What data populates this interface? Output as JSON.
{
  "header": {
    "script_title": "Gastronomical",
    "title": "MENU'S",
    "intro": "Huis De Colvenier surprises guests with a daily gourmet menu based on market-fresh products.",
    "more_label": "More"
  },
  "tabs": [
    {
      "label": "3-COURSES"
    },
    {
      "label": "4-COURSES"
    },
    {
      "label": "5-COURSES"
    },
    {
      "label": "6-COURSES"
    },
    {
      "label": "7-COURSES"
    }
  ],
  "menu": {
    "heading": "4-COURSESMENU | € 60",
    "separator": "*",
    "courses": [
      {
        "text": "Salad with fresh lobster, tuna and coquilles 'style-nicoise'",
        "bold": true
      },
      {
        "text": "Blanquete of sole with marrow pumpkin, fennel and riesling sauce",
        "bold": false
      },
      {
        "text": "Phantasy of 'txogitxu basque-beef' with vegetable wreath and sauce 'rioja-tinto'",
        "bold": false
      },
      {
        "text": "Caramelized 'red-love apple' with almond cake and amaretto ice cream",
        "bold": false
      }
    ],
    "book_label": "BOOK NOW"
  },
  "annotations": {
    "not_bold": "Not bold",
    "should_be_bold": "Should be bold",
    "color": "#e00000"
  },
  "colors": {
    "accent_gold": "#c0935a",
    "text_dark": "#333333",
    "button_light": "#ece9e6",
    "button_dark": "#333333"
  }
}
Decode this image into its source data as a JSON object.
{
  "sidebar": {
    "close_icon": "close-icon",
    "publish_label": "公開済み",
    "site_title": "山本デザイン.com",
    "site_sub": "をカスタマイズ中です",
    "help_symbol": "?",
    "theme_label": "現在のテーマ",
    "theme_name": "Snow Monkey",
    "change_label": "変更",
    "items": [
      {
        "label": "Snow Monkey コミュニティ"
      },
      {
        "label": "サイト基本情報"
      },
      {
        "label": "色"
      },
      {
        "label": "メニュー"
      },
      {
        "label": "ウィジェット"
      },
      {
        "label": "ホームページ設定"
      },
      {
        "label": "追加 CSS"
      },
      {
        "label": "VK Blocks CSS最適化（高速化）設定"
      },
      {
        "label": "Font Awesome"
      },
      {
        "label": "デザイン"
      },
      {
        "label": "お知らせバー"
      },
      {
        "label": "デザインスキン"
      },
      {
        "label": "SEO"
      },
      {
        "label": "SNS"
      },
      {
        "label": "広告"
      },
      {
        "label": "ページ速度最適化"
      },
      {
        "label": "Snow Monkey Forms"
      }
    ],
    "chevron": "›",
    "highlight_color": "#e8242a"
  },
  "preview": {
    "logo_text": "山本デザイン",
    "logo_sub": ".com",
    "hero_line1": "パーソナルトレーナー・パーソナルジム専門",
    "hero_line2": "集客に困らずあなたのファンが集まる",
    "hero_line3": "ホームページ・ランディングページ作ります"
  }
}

------------------------------------------------------------

▶ **Goal**
Search the listing for the word "data" and return each line that holds it.

▶ **Answer in full**
What data populates this interface? Output as JSON.
Decode this image into its source data as a JSON object.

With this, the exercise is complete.